╭─ Excerpted data

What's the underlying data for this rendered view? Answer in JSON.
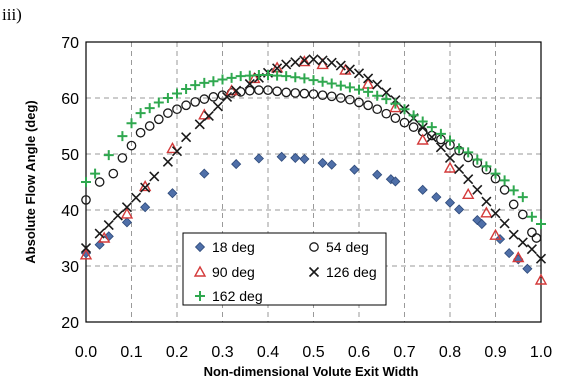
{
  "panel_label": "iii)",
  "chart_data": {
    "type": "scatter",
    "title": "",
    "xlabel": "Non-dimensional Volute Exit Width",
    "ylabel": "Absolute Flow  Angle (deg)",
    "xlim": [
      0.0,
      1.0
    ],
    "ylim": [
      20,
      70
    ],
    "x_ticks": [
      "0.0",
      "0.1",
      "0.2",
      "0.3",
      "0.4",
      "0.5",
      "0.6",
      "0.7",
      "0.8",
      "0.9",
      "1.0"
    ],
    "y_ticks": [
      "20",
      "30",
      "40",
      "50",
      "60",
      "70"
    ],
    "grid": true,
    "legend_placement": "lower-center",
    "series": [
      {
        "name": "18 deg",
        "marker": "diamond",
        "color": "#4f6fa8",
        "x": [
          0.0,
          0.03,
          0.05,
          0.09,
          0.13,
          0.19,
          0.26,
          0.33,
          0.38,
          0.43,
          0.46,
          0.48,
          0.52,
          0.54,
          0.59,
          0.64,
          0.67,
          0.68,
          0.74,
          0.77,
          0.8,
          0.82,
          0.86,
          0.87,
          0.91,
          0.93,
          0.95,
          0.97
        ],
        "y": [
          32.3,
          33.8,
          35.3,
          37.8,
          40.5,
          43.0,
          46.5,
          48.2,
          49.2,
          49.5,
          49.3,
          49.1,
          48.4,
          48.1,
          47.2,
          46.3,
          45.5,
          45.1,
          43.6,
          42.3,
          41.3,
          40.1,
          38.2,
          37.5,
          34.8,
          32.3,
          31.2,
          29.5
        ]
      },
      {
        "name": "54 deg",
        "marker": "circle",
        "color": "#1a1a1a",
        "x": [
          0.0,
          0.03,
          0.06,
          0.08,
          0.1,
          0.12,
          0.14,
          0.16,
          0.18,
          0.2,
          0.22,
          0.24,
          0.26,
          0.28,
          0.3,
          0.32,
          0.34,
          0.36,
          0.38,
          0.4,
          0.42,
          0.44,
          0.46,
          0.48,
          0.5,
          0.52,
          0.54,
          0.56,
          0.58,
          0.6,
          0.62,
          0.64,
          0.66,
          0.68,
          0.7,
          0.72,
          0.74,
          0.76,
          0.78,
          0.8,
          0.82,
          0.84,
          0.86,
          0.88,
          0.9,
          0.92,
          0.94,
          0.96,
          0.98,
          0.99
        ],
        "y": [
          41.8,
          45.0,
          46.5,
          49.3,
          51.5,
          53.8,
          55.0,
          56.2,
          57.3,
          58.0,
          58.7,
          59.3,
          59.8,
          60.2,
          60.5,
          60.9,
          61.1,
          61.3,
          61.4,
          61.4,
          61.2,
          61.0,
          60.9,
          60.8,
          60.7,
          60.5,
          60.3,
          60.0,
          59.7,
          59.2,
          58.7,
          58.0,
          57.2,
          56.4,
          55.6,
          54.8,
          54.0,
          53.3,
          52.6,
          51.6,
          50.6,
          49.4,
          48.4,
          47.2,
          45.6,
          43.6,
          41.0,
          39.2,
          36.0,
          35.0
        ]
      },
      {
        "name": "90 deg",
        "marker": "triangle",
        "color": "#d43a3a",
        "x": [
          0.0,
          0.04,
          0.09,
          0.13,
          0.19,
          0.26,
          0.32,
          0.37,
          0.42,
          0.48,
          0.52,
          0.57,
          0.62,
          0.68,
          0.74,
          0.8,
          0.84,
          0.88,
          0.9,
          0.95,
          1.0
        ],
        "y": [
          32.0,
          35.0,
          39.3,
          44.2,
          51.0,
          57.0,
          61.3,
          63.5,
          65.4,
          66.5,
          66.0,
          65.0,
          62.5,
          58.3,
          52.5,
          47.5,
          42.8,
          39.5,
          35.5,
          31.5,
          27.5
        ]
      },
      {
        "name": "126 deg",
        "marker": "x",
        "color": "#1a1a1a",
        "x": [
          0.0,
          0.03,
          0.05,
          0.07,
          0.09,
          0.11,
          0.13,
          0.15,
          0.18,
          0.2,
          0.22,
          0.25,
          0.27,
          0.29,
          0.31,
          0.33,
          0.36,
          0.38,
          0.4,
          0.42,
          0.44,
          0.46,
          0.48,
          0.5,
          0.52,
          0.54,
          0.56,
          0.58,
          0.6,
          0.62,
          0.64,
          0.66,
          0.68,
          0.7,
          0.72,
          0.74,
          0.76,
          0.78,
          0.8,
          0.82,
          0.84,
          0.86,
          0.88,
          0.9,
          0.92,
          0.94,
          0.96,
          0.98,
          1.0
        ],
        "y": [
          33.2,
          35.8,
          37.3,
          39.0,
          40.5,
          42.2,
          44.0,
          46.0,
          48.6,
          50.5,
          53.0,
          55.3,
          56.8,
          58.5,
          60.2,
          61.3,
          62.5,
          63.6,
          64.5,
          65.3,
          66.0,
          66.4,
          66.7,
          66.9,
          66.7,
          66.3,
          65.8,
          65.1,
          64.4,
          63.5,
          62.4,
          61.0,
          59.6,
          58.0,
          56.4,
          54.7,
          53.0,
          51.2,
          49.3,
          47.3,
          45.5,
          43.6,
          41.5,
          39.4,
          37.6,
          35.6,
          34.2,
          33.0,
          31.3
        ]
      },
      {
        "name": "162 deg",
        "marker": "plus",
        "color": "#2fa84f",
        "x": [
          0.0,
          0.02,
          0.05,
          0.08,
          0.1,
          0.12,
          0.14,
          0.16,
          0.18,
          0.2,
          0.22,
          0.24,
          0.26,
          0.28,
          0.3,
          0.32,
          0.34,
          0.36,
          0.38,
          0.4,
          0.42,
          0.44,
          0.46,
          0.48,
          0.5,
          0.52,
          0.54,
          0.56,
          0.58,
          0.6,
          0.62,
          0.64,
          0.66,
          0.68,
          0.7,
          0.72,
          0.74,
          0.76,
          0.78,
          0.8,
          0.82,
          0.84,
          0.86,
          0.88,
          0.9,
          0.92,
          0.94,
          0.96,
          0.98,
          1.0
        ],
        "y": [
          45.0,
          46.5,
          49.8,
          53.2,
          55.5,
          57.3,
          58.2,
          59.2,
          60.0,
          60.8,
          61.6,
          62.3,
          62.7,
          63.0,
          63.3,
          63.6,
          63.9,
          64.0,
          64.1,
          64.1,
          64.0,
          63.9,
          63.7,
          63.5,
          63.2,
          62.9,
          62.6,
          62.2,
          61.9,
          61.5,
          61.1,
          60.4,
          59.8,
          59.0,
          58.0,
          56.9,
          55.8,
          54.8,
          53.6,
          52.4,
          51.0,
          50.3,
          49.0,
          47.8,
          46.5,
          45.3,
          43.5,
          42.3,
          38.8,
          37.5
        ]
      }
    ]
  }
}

╰─

- What the task requires
Filter out every line that lacks the word "color", and copy the rest.

- The result
        "color": "#4f6fa8",
        "color": "#1a1a1a",
        "color": "#d43a3a",
        "color": "#1a1a1a",
        "color": "#2fa84f",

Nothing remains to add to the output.